WRITTEN EXERCISE: Look over the entries that follow and work out how many lines contain "réalisé". State the number only.

THE DATA:
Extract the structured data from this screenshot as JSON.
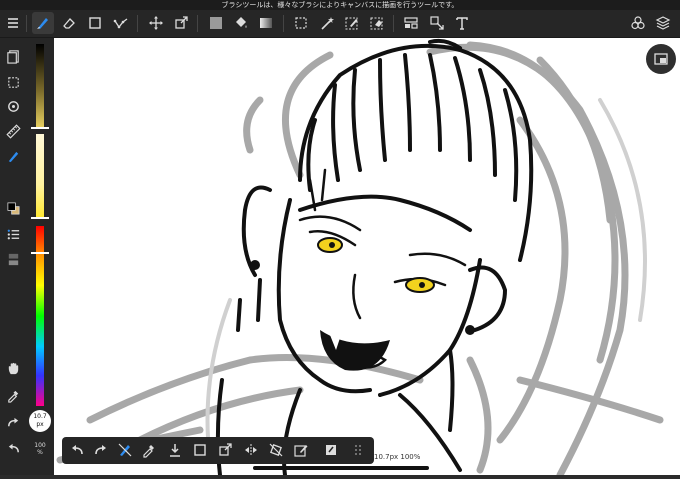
{
  "tooltip": "ブラシツールは、様々なブラシによりキャンバスに描画を行うツールです。",
  "top_toolbar": {
    "icons": [
      "menu-icon",
      "brush-icon",
      "eraser-icon",
      "rectangle-icon",
      "dot-pen-icon",
      "move-icon",
      "transform-icon",
      "fill-color-icon",
      "bucket-icon",
      "gradient-icon",
      "marquee-icon",
      "magic-wand-icon",
      "select-pen-icon",
      "select-eraser-icon",
      "filter-icon",
      "layer-move-icon",
      "text-icon",
      "materials-icon",
      "layers-icon"
    ]
  },
  "brush_size": {
    "value": "10.7",
    "unit": "px"
  },
  "opacity": {
    "value": "100",
    "unit": "%"
  },
  "status_text": "10.7px 100%",
  "colors": {
    "accent": "#2d8cf0",
    "primary": "#000000",
    "secondary": "#d8b97a",
    "eye": "#f2d21e"
  },
  "bottom_toolbar": {
    "icons": [
      "undo-icon",
      "redo-icon",
      "eraser-brush-icon",
      "eyedropper-icon",
      "save-icon",
      "select-all-icon",
      "transform-icon",
      "flip-icon",
      "rotate-icon",
      "edit-icon",
      "clear-icon",
      "more-icon"
    ]
  }
}
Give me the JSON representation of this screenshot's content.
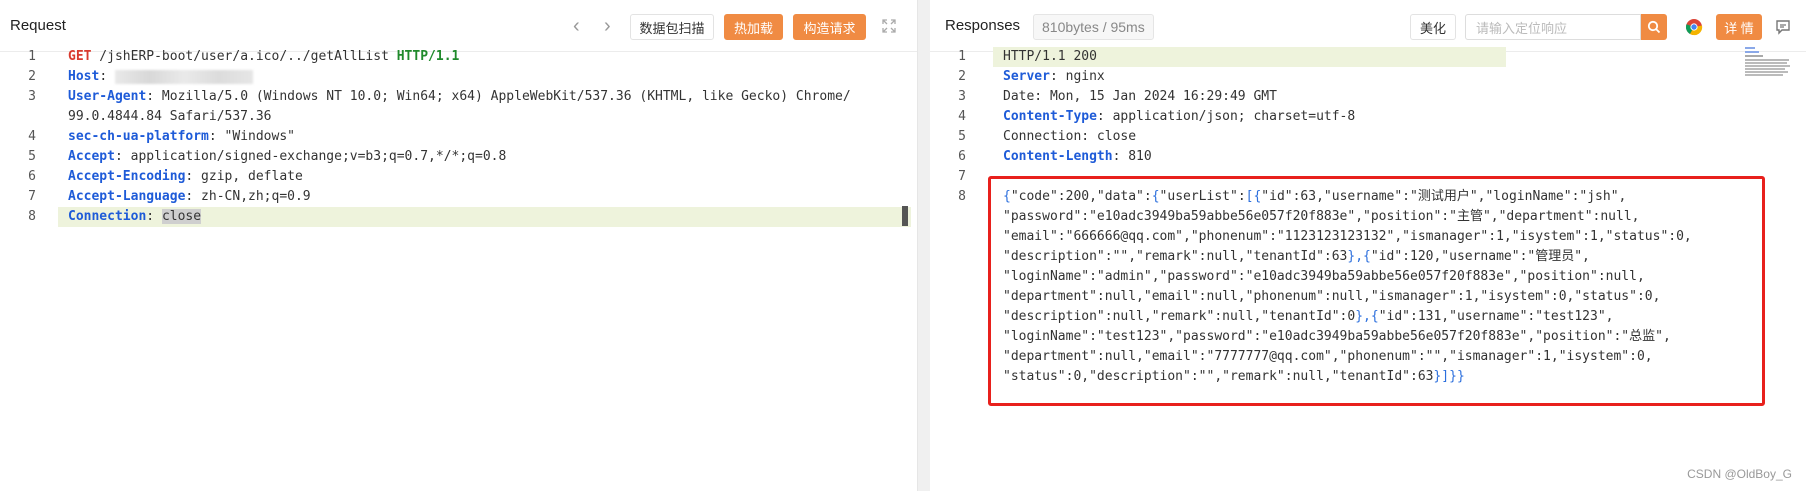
{
  "request": {
    "title": "Request",
    "prev_label": "‹",
    "next_label": "›",
    "buttons": {
      "scan": "数据包扫描",
      "hot_load": "热加载",
      "build": "构造请求"
    },
    "lines": [
      {
        "n": "1",
        "parts": [
          [
            "m",
            "GET"
          ],
          [
            "t",
            " /jshERP-boot/user/a.ico/../getAllList "
          ],
          [
            "v",
            "HTTP/1.1"
          ]
        ]
      },
      {
        "n": "2",
        "parts": [
          [
            "k",
            "Host"
          ],
          [
            "t",
            ": "
          ],
          [
            "blur",
            ""
          ]
        ]
      },
      {
        "n": "3",
        "parts": [
          [
            "k",
            "User-Agent"
          ],
          [
            "t",
            ": Mozilla/5.0 (Windows NT 10.0; Win64; x64) AppleWebKit/537.36 (KHTML, like Gecko) Chrome/"
          ]
        ]
      },
      {
        "n": "",
        "parts": [
          [
            "t",
            "99.0.4844.84 Safari/537.36"
          ]
        ]
      },
      {
        "n": "4",
        "parts": [
          [
            "k",
            "sec-ch-ua-platform"
          ],
          [
            "t",
            ": \"Windows\""
          ]
        ]
      },
      {
        "n": "5",
        "parts": [
          [
            "k",
            "Accept"
          ],
          [
            "t",
            ": application/signed-exchange;v=b3;q=0.7,*/*;q=0.8"
          ]
        ]
      },
      {
        "n": "6",
        "parts": [
          [
            "k",
            "Accept-Encoding"
          ],
          [
            "t",
            ": gzip, deflate"
          ]
        ]
      },
      {
        "n": "7",
        "parts": [
          [
            "k",
            "Accept-Language"
          ],
          [
            "t",
            ": zh-CN,zh;q=0.9"
          ]
        ]
      },
      {
        "n": "8",
        "parts": [
          [
            "k",
            "Connection"
          ],
          [
            "t",
            ": "
          ],
          [
            "sel",
            "close"
          ]
        ],
        "highlight": true
      }
    ]
  },
  "response": {
    "title": "Responses",
    "size_badge": "810bytes / 95ms",
    "beautify": "美化",
    "search_placeholder": "请输入定位响应",
    "detail": "详 情",
    "lines": [
      {
        "n": "1",
        "parts": [
          [
            "t",
            "HTTP/1.1 200"
          ]
        ],
        "highlight": true
      },
      {
        "n": "2",
        "parts": [
          [
            "k",
            "Server"
          ],
          [
            "t",
            ": nginx"
          ]
        ]
      },
      {
        "n": "3",
        "parts": [
          [
            "t",
            "Date: Mon, 15 Jan 2024 16:29:49 GMT"
          ]
        ]
      },
      {
        "n": "4",
        "parts": [
          [
            "k",
            "Content-Type"
          ],
          [
            "t",
            ": application/json; charset=utf-8"
          ]
        ]
      },
      {
        "n": "5",
        "parts": [
          [
            "t",
            "Connection: close"
          ]
        ]
      },
      {
        "n": "6",
        "parts": [
          [
            "k",
            "Content-Length"
          ],
          [
            "t",
            ": 810"
          ]
        ]
      },
      {
        "n": "7",
        "parts": []
      },
      {
        "n": "8",
        "parts": [
          [
            "b",
            "{"
          ],
          [
            "t",
            "\"code\":200,\"data\":"
          ],
          [
            "b",
            "{"
          ],
          [
            "t",
            "\"userList\":"
          ],
          [
            "b",
            "[{"
          ],
          [
            "t",
            "\"id\":63,\"username\":\"测试用户\",\"loginName\":\"jsh\","
          ]
        ]
      },
      {
        "n": "",
        "parts": [
          [
            "t",
            "\"password\":\"e10adc3949ba59abbe56e057f20f883e\",\"position\":\"主管\",\"department\":null,"
          ]
        ]
      },
      {
        "n": "",
        "parts": [
          [
            "t",
            "\"email\":\"666666@qq.com\",\"phonenum\":\"1123123123132\",\"ismanager\":1,\"isystem\":1,\"status\":0,"
          ]
        ]
      },
      {
        "n": "",
        "parts": [
          [
            "t",
            "\"description\":\"\",\"remark\":null,\"tenantId\":63"
          ],
          [
            "b",
            "},{"
          ],
          [
            "t",
            "\"id\":120,\"username\":\"管理员\","
          ]
        ]
      },
      {
        "n": "",
        "parts": [
          [
            "t",
            "\"loginName\":\"admin\",\"password\":\"e10adc3949ba59abbe56e057f20f883e\",\"position\":null,"
          ]
        ]
      },
      {
        "n": "",
        "parts": [
          [
            "t",
            "\"department\":null,\"email\":null,\"phonenum\":null,\"ismanager\":1,\"isystem\":0,\"status\":0,"
          ]
        ]
      },
      {
        "n": "",
        "parts": [
          [
            "t",
            "\"description\":null,\"remark\":null,\"tenantId\":0"
          ],
          [
            "b",
            "},{"
          ],
          [
            "t",
            "\"id\":131,\"username\":\"test123\","
          ]
        ]
      },
      {
        "n": "",
        "parts": [
          [
            "t",
            "\"loginName\":\"test123\",\"password\":\"e10adc3949ba59abbe56e057f20f883e\",\"position\":\"总监\","
          ]
        ]
      },
      {
        "n": "",
        "parts": [
          [
            "t",
            "\"department\":null,\"email\":\"7777777@qq.com\",\"phonenum\":\"\",\"ismanager\":1,\"isystem\":0,"
          ]
        ]
      },
      {
        "n": "",
        "parts": [
          [
            "t",
            "\"status\":0,\"description\":\"\",\"remark\":null,\"tenantId\":63"
          ],
          [
            "b",
            "}]}}"
          ]
        ]
      }
    ]
  },
  "watermark": "CSDN @OldBoy_G",
  "colors": {
    "accent": "#f08b43",
    "key": "#1e5bd8",
    "method": "#d93a2e",
    "version": "#1f8a2b",
    "box": "#e8201c"
  }
}
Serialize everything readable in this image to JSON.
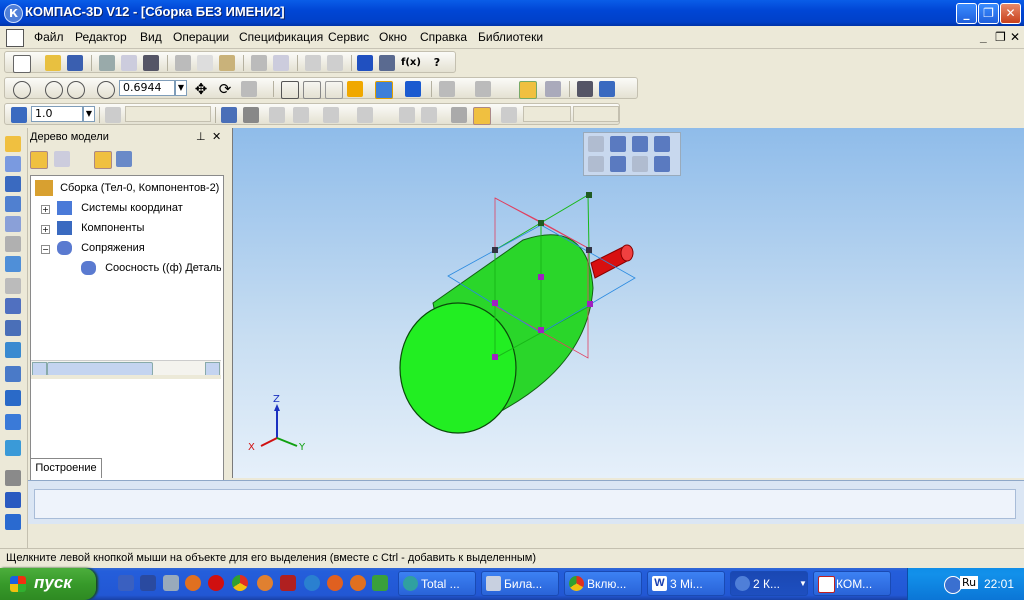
{
  "window": {
    "title": "КОМПАС-3D V12 - [Сборка БЕЗ ИМЕНИ2]",
    "app_icon": "К",
    "buttons": {
      "minimize": "_",
      "maximize": "❐",
      "close": "✕"
    }
  },
  "menu": {
    "items": [
      "Файл",
      "Редактор",
      "Вид",
      "Операции",
      "Спецификация",
      "Сервис",
      "Окно",
      "Справка",
      "Библиотеки"
    ],
    "doc_controls": {
      "minimize": "_",
      "restore": "❐",
      "close": "✕"
    }
  },
  "toolbar2": {
    "zoom_value": "0.6944",
    "fx_label": "f(x)"
  },
  "toolbar3": {
    "step_value": "1.0"
  },
  "tree": {
    "title": "Дерево модели",
    "pin": "⊥",
    "close": "✕",
    "root": "Сборка (Тел-0, Компонентов-2)",
    "nodes": [
      {
        "label": "Системы координат",
        "expander": "+"
      },
      {
        "label": "Компоненты",
        "expander": "+"
      },
      {
        "label": "Сопряжения",
        "expander": "−"
      }
    ],
    "child": "Соосность ((ф) Деталь",
    "tab": "Построение"
  },
  "axes": {
    "x": "X",
    "y": "Y",
    "z": "Z"
  },
  "colors": {
    "body": "#22dd22",
    "shaft": "#e01010",
    "accent": "#0046d5"
  },
  "status": {
    "text": "Щелкните левой кнопкой мыши на объекте для его выделения (вместе с Ctrl - добавить к выделенным)"
  },
  "taskbar": {
    "start": "пуск",
    "tasks": [
      "Total ...",
      "Била...",
      "Вклю...",
      "3 Mi...",
      "2 К...",
      "КОМ..."
    ],
    "lang": "RU",
    "tray_lang": "Ru",
    "time": "22:01"
  }
}
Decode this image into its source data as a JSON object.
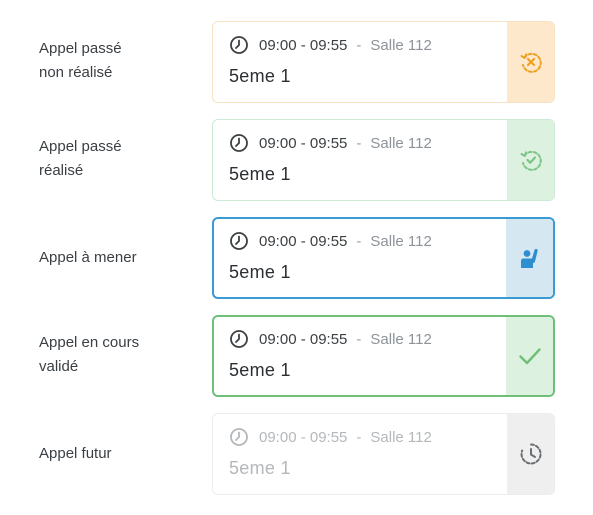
{
  "rows": [
    {
      "label_line1": "Appel passé",
      "label_line2": "non réalisé",
      "time": "09:00 - 09:55",
      "separator": "-",
      "room": "Salle 112",
      "course": "5eme 1",
      "status_icon": "history-cross-icon",
      "accent": "#f0a021"
    },
    {
      "label_line1": "Appel passé",
      "label_line2": "réalisé",
      "time": "09:00 - 09:55",
      "separator": "-",
      "room": "Salle 112",
      "course": "5eme 1",
      "status_icon": "history-check-icon",
      "accent": "#7cc485"
    },
    {
      "label_line1": "Appel à mener",
      "time": "09:00 - 09:55",
      "separator": "-",
      "room": "Salle 112",
      "course": "5eme 1",
      "status_icon": "raised-hand-person-icon",
      "accent": "#2e8fd0"
    },
    {
      "label_line1": "Appel en cours",
      "label_line2": "validé",
      "time": "09:00 - 09:55",
      "separator": "-",
      "room": "Salle 112",
      "course": "5eme 1",
      "status_icon": "checkmark-icon",
      "accent": "#6fbf77"
    },
    {
      "label_line1": "Appel futur",
      "time": "09:00 - 09:55",
      "separator": "-",
      "room": "Salle 112",
      "course": "5eme 1",
      "status_icon": "clock-dashed-icon",
      "accent": "#6b6f73"
    }
  ]
}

TASK SOLUTION: 2